* Set problem: Without the pictures, reproduce the records that follow exactly.

* Information given:
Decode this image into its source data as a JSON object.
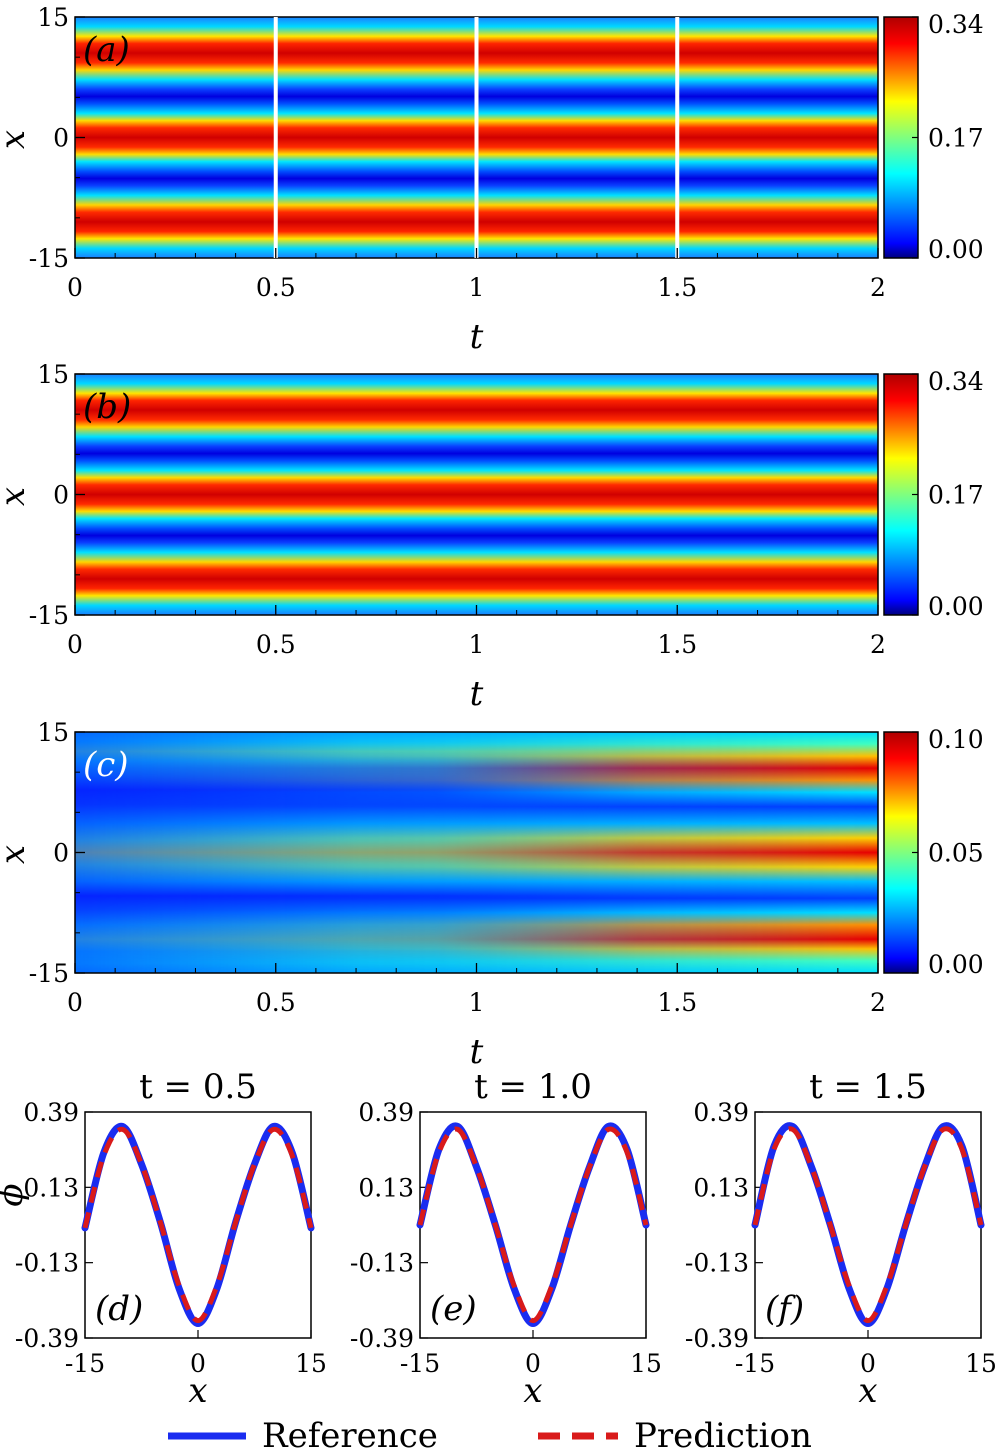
{
  "colormap": "jet",
  "colors": {
    "reference": "#1a2cf0",
    "prediction": "#d91a1a",
    "marker_lines": "#ffffff"
  },
  "heatmaps": [
    {
      "label": "(a)",
      "xlabel": "t",
      "ylabel": "x",
      "x_ticks": [
        "0",
        "0.5",
        "1",
        "1.5",
        "2"
      ],
      "y_ticks": [
        "15",
        "0",
        "-15"
      ],
      "colorbar_ticks": [
        "0.34",
        "0.17",
        "0.00"
      ],
      "value_range": [
        0,
        0.34
      ]
    },
    {
      "label": "(b)",
      "xlabel": "t",
      "ylabel": "x",
      "x_ticks": [
        "0",
        "0.5",
        "1",
        "1.5",
        "2"
      ],
      "y_ticks": [
        "15",
        "0",
        "-15"
      ],
      "colorbar_ticks": [
        "0.34",
        "0.17",
        "0.00"
      ],
      "value_range": [
        0,
        0.34
      ]
    },
    {
      "label": "(c)",
      "xlabel": "t",
      "ylabel": "x",
      "x_ticks": [
        "0",
        "0.5",
        "1",
        "1.5",
        "2"
      ],
      "y_ticks": [
        "15",
        "0",
        "-15"
      ],
      "colorbar_ticks": [
        "0.10",
        "0.05",
        "0.00"
      ],
      "value_range": [
        0,
        0.1
      ]
    }
  ],
  "profiles": [
    {
      "label": "(d)",
      "title": "t = 0.5",
      "xlabel": "x",
      "ylabel": "ϕ",
      "x_ticks": [
        "-15",
        "0",
        "15"
      ],
      "y_ticks": [
        "0.39",
        "0.13",
        "-0.13",
        "-0.39"
      ]
    },
    {
      "label": "(e)",
      "title": "t = 1.0",
      "xlabel": "x",
      "ylabel": "",
      "x_ticks": [
        "-15",
        "0",
        "15"
      ],
      "y_ticks": [
        "0.39",
        "0.13",
        "-0.13",
        "-0.39"
      ]
    },
    {
      "label": "(f)",
      "title": "t = 1.5",
      "xlabel": "x",
      "ylabel": "",
      "x_ticks": [
        "-15",
        "0",
        "15"
      ],
      "y_ticks": [
        "0.39",
        "0.13",
        "-0.13",
        "-0.39"
      ]
    }
  ],
  "legend": {
    "reference": "Reference",
    "prediction": "Prediction"
  },
  "chart_data": [
    {
      "type": "heatmap",
      "panel": "(a)",
      "xlabel": "t",
      "ylabel": "x",
      "xlim": [
        0,
        2
      ],
      "ylim": [
        -15,
        15
      ],
      "colorbar": {
        "min": 0.0,
        "max": 0.34,
        "ticks": [
          0.0,
          0.17,
          0.34
        ]
      },
      "band_centers_x": [
        10.5,
        0,
        -10.5
      ],
      "marker_lines_t": [
        0.5,
        1.0,
        1.5
      ]
    },
    {
      "type": "heatmap",
      "panel": "(b)",
      "xlabel": "t",
      "ylabel": "x",
      "xlim": [
        0,
        2
      ],
      "ylim": [
        -15,
        15
      ],
      "colorbar": {
        "min": 0.0,
        "max": 0.34,
        "ticks": [
          0.0,
          0.17,
          0.34
        ]
      },
      "band_centers_x": [
        10.5,
        0,
        -10.5
      ]
    },
    {
      "type": "heatmap",
      "panel": "(c)",
      "xlabel": "t",
      "ylabel": "x",
      "xlim": [
        0,
        2
      ],
      "ylim": [
        -15,
        15
      ],
      "colorbar": {
        "min": 0.0,
        "max": 0.1,
        "ticks": [
          0.0,
          0.05,
          0.1
        ]
      },
      "band_centers_x": [
        10.5,
        0,
        -10.5
      ]
    },
    {
      "type": "line",
      "panel": "(d)",
      "title": "t = 0.5",
      "xlabel": "x",
      "ylabel": "ϕ",
      "xlim": [
        -15,
        15
      ],
      "ylim": [
        -0.39,
        0.39
      ],
      "x": [
        -15,
        -12.5,
        -10,
        -7.5,
        -5,
        -2.5,
        0,
        2.5,
        5,
        7.5,
        10,
        12.5,
        15
      ],
      "series": [
        {
          "name": "Reference",
          "values": [
            -0.01,
            0.25,
            0.34,
            0.21,
            0.01,
            -0.22,
            -0.34,
            -0.22,
            0.01,
            0.21,
            0.34,
            0.25,
            -0.01
          ]
        },
        {
          "name": "Prediction",
          "values": [
            -0.01,
            0.24,
            0.33,
            0.21,
            0.01,
            -0.21,
            -0.33,
            -0.21,
            0.01,
            0.21,
            0.33,
            0.24,
            -0.01
          ]
        }
      ]
    },
    {
      "type": "line",
      "panel": "(e)",
      "title": "t = 1.0",
      "xlabel": "x",
      "xlim": [
        -15,
        15
      ],
      "ylim": [
        -0.39,
        0.39
      ],
      "x": [
        -15,
        -12.5,
        -10,
        -7.5,
        -5,
        -2.5,
        0,
        2.5,
        5,
        7.5,
        10,
        12.5,
        15
      ],
      "series": [
        {
          "name": "Reference",
          "values": [
            0.0,
            0.26,
            0.34,
            0.2,
            0.0,
            -0.22,
            -0.34,
            -0.22,
            0.0,
            0.2,
            0.34,
            0.26,
            0.0
          ]
        },
        {
          "name": "Prediction",
          "values": [
            0.0,
            0.25,
            0.33,
            0.2,
            0.0,
            -0.21,
            -0.33,
            -0.21,
            0.0,
            0.2,
            0.33,
            0.25,
            0.0
          ]
        }
      ]
    },
    {
      "type": "line",
      "panel": "(f)",
      "title": "t = 1.5",
      "xlabel": "x",
      "xlim": [
        -15,
        15
      ],
      "ylim": [
        -0.39,
        0.39
      ],
      "x": [
        -15,
        -12.5,
        -10,
        -7.5,
        -5,
        -2.5,
        0,
        2.5,
        5,
        7.5,
        10,
        12.5,
        15
      ],
      "series": [
        {
          "name": "Reference",
          "values": [
            0.0,
            0.27,
            0.34,
            0.2,
            0.0,
            -0.22,
            -0.34,
            -0.22,
            0.0,
            0.2,
            0.34,
            0.27,
            0.0
          ]
        },
        {
          "name": "Prediction",
          "values": [
            0.0,
            0.26,
            0.33,
            0.2,
            0.0,
            -0.21,
            -0.33,
            -0.21,
            0.0,
            0.2,
            0.33,
            0.26,
            0.0
          ]
        }
      ]
    }
  ]
}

* Result of this exercise:
Decode this image into its source data as a JSON object.
{
  "colormap": "jet",
  "colors": {
    "reference": "#1a2cf0",
    "prediction": "#d91a1a",
    "marker_lines": "#ffffff"
  },
  "heatmaps": [
    {
      "label": "(a)",
      "xlabel": "t",
      "ylabel": "x",
      "x_ticks": [
        "0",
        "0.5",
        "1",
        "1.5",
        "2"
      ],
      "y_ticks": [
        "15",
        "0",
        "-15"
      ],
      "colorbar_ticks": [
        "0.34",
        "0.17",
        "0.00"
      ],
      "value_range": [
        0,
        0.34
      ]
    },
    {
      "label": "(b)",
      "xlabel": "t",
      "ylabel": "x",
      "x_ticks": [
        "0",
        "0.5",
        "1",
        "1.5",
        "2"
      ],
      "y_ticks": [
        "15",
        "0",
        "-15"
      ],
      "colorbar_ticks": [
        "0.34",
        "0.17",
        "0.00"
      ],
      "value_range": [
        0,
        0.34
      ]
    },
    {
      "label": "(c)",
      "xlabel": "t",
      "ylabel": "x",
      "x_ticks": [
        "0",
        "0.5",
        "1",
        "1.5",
        "2"
      ],
      "y_ticks": [
        "15",
        "0",
        "-15"
      ],
      "colorbar_ticks": [
        "0.10",
        "0.05",
        "0.00"
      ],
      "value_range": [
        0,
        0.1
      ]
    }
  ],
  "profiles": [
    {
      "label": "(d)",
      "title": "t = 0.5",
      "xlabel": "x",
      "ylabel": "ϕ",
      "x_ticks": [
        "-15",
        "0",
        "15"
      ],
      "y_ticks": [
        "0.39",
        "0.13",
        "-0.13",
        "-0.39"
      ]
    },
    {
      "label": "(e)",
      "title": "t = 1.0",
      "xlabel": "x",
      "ylabel": "",
      "x_ticks": [
        "-15",
        "0",
        "15"
      ],
      "y_ticks": [
        "0.39",
        "0.13",
        "-0.13",
        "-0.39"
      ]
    },
    {
      "label": "(f)",
      "title": "t = 1.5",
      "xlabel": "x",
      "ylabel": "",
      "x_ticks": [
        "-15",
        "0",
        "15"
      ],
      "y_ticks": [
        "0.39",
        "0.13",
        "-0.13",
        "-0.39"
      ]
    }
  ],
  "legend": {
    "reference": "Reference",
    "prediction": "Prediction"
  },
  "chart_data": [
    {
      "type": "heatmap",
      "panel": "(a)",
      "xlabel": "t",
      "ylabel": "x",
      "xlim": [
        0,
        2
      ],
      "ylim": [
        -15,
        15
      ],
      "colorbar": {
        "min": 0.0,
        "max": 0.34,
        "ticks": [
          0.0,
          0.17,
          0.34
        ]
      },
      "band_centers_x": [
        10.5,
        0,
        -10.5
      ],
      "marker_lines_t": [
        0.5,
        1.0,
        1.5
      ]
    },
    {
      "type": "heatmap",
      "panel": "(b)",
      "xlabel": "t",
      "ylabel": "x",
      "xlim": [
        0,
        2
      ],
      "ylim": [
        -15,
        15
      ],
      "colorbar": {
        "min": 0.0,
        "max": 0.34,
        "ticks": [
          0.0,
          0.17,
          0.34
        ]
      },
      "band_centers_x": [
        10.5,
        0,
        -10.5
      ]
    },
    {
      "type": "heatmap",
      "panel": "(c)",
      "xlabel": "t",
      "ylabel": "x",
      "xlim": [
        0,
        2
      ],
      "ylim": [
        -15,
        15
      ],
      "colorbar": {
        "min": 0.0,
        "max": 0.1,
        "ticks": [
          0.0,
          0.05,
          0.1
        ]
      },
      "band_centers_x": [
        10.5,
        0,
        -10.5
      ]
    },
    {
      "type": "line",
      "panel": "(d)",
      "title": "t = 0.5",
      "xlabel": "x",
      "ylabel": "ϕ",
      "xlim": [
        -15,
        15
      ],
      "ylim": [
        -0.39,
        0.39
      ],
      "x": [
        -15,
        -12.5,
        -10,
        -7.5,
        -5,
        -2.5,
        0,
        2.5,
        5,
        7.5,
        10,
        12.5,
        15
      ],
      "series": [
        {
          "name": "Reference",
          "values": [
            -0.01,
            0.25,
            0.34,
            0.21,
            0.01,
            -0.22,
            -0.34,
            -0.22,
            0.01,
            0.21,
            0.34,
            0.25,
            -0.01
          ]
        },
        {
          "name": "Prediction",
          "values": [
            -0.01,
            0.24,
            0.33,
            0.21,
            0.01,
            -0.21,
            -0.33,
            -0.21,
            0.01,
            0.21,
            0.33,
            0.24,
            -0.01
          ]
        }
      ]
    },
    {
      "type": "line",
      "panel": "(e)",
      "title": "t = 1.0",
      "xlabel": "x",
      "xlim": [
        -15,
        15
      ],
      "ylim": [
        -0.39,
        0.39
      ],
      "x": [
        -15,
        -12.5,
        -10,
        -7.5,
        -5,
        -2.5,
        0,
        2.5,
        5,
        7.5,
        10,
        12.5,
        15
      ],
      "series": [
        {
          "name": "Reference",
          "values": [
            0.0,
            0.26,
            0.34,
            0.2,
            0.0,
            -0.22,
            -0.34,
            -0.22,
            0.0,
            0.2,
            0.34,
            0.26,
            0.0
          ]
        },
        {
          "name": "Prediction",
          "values": [
            0.0,
            0.25,
            0.33,
            0.2,
            0.0,
            -0.21,
            -0.33,
            -0.21,
            0.0,
            0.2,
            0.33,
            0.25,
            0.0
          ]
        }
      ]
    },
    {
      "type": "line",
      "panel": "(f)",
      "title": "t = 1.5",
      "xlabel": "x",
      "xlim": [
        -15,
        15
      ],
      "ylim": [
        -0.39,
        0.39
      ],
      "x": [
        -15,
        -12.5,
        -10,
        -7.5,
        -5,
        -2.5,
        0,
        2.5,
        5,
        7.5,
        10,
        12.5,
        15
      ],
      "series": [
        {
          "name": "Reference",
          "values": [
            0.0,
            0.27,
            0.34,
            0.2,
            0.0,
            -0.22,
            -0.34,
            -0.22,
            0.0,
            0.2,
            0.34,
            0.27,
            0.0
          ]
        },
        {
          "name": "Prediction",
          "values": [
            0.0,
            0.26,
            0.33,
            0.2,
            0.0,
            -0.21,
            -0.33,
            -0.21,
            0.0,
            0.2,
            0.33,
            0.26,
            0.0
          ]
        }
      ]
    }
  ]
}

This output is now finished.